### THE TASK
Send back all the data below, exactly as given.
--- Start ---
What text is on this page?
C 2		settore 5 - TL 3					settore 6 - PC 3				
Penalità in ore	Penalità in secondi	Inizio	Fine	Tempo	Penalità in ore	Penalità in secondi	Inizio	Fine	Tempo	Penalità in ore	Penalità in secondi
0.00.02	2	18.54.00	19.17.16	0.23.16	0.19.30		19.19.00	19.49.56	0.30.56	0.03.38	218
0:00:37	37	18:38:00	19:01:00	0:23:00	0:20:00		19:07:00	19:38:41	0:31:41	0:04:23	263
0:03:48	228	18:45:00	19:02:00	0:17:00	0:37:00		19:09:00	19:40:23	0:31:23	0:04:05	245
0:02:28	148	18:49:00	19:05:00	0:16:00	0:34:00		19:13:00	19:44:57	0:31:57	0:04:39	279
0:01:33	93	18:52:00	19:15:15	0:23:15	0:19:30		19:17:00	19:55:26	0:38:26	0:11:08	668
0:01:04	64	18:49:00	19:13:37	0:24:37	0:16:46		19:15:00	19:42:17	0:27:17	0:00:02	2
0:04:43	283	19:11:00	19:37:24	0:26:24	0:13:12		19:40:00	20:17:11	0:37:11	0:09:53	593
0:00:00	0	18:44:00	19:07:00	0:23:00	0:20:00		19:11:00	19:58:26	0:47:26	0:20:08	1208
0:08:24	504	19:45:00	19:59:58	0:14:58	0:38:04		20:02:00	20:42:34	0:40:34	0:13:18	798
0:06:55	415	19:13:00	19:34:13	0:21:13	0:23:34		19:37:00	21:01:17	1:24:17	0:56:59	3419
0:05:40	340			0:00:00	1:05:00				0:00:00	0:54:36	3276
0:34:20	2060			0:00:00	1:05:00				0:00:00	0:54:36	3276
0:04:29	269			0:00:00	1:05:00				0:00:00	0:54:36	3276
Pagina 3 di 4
--- End ---
### SOLUTION FOR THIS TASK
What text is on this page?
C 2		settore 5 - TL 3					settore 6 - PC 3				
Penalità in ore	Penalità in secondi	Inizio	Fine	Tempo	Penalità in ore	Penalità in secondi	Inizio	Fine	Tempo	Penalità in ore	Penalità in secondi
0.00.02	2	18.54.00	19.17.16	0.23.16	0.19.30		19.19.00	19.49.56	0.30.56	0.03.38	218
0:00:37	37	18:38:00	19:01:00	0:23:00	0:20:00		19:07:00	19:38:41	0:31:41	0:04:23	263
0:03:48	228	18:45:00	19:02:00	0:17:00	0:37:00		19:09:00	19:40:23	0:31:23	0:04:05	245
0:02:28	148	18:49:00	19:05:00	0:16:00	0:34:00		19:13:00	19:44:57	0:31:57	0:04:39	279
0:01:33	93	18:52:00	19:15:15	0:23:15	0:19:30		19:17:00	19:55:26	0:38:26	0:11:08	668
0:01:04	64	18:49:00	19:13:37	0:24:37	0:16:46		19:15:00	19:42:17	0:27:17	0:00:02	2
0:04:43	283	19:11:00	19:37:24	0:26:24	0:13:12		19:40:00	20:17:11	0:37:11	0:09:53	593
0:00:00	0	18:44:00	19:07:00	0:23:00	0:20:00		19:11:00	19:58:26	0:47:26	0:20:08	1208
0:08:24	504	19:45:00	19:59:58	0:14:58	0:38:04		20:02:00	20:42:34	0:40:34	0:13:18	798
0:06:55	415	19:13:00	19:34:13	0:21:13	0:23:34		19:37:00	21:01:17	1:24:17	0:56:59	3419
0:05:40	340			0:00:00	1:05:00				0:00:00	0:54:36	3276
0:34:20	2060			0:00:00	1:05:00				0:00:00	0:54:36	3276
0:04:29	269			0:00:00	1:05:00				0:00:00	0:54:36	3276
Pagina 3 di 4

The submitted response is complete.